**WORK TO COMPLETE:** Give the number of lines holding the string "name", and nothing else.

**RECORDED INFORMATION:**

++++

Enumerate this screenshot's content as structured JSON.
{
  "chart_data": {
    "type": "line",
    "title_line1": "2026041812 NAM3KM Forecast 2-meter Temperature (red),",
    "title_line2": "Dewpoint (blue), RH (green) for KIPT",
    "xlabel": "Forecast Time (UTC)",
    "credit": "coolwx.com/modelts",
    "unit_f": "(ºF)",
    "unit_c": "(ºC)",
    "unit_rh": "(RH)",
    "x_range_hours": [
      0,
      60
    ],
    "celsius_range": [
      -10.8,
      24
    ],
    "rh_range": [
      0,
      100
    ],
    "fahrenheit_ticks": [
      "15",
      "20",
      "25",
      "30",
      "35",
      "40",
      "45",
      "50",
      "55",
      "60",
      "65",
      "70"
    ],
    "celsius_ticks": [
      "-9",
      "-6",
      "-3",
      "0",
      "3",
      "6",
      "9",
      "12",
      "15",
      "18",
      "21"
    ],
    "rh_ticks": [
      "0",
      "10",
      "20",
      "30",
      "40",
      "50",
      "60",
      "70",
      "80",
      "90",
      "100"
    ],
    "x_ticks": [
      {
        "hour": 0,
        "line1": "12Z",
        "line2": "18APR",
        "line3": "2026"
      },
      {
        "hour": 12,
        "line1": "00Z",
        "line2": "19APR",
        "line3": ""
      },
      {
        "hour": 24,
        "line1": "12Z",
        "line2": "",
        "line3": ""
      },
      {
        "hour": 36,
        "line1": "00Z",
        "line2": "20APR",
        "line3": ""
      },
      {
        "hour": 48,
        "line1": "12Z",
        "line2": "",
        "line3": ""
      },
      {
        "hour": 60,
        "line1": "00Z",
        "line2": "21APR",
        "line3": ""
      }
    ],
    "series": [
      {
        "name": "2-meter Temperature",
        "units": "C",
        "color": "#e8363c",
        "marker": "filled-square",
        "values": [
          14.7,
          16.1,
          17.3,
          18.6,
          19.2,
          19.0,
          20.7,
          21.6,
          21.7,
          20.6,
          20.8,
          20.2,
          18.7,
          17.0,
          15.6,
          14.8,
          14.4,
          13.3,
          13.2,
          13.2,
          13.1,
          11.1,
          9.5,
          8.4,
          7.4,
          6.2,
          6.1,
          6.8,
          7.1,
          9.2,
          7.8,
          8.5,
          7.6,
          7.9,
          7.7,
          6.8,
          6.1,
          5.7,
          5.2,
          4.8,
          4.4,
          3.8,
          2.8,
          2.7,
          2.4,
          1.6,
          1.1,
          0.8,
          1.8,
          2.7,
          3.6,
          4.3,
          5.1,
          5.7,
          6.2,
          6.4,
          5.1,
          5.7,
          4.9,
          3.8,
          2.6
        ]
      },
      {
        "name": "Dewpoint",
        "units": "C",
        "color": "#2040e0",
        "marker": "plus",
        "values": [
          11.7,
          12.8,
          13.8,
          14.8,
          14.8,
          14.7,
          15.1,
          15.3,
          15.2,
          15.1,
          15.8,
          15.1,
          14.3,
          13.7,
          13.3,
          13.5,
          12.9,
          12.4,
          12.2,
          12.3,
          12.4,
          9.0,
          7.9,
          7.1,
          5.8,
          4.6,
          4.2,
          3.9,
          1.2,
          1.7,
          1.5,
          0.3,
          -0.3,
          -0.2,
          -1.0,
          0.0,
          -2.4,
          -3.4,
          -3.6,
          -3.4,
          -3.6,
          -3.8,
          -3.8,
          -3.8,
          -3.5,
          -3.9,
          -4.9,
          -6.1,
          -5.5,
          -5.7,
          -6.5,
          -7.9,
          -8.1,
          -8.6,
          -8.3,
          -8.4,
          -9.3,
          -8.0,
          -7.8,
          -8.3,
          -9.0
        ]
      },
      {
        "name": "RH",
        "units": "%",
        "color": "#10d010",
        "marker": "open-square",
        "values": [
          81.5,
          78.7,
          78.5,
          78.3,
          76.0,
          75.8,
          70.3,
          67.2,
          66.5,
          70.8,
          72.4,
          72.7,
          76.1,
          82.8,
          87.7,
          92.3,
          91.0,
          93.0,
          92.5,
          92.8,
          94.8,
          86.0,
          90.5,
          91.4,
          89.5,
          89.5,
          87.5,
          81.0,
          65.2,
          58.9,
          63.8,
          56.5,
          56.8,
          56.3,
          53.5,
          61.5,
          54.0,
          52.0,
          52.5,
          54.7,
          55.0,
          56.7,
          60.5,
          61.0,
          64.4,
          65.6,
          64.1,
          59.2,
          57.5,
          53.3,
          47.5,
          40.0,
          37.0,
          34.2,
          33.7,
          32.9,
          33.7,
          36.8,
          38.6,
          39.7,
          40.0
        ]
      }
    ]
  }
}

++++

**TASK SOLUTION:** 3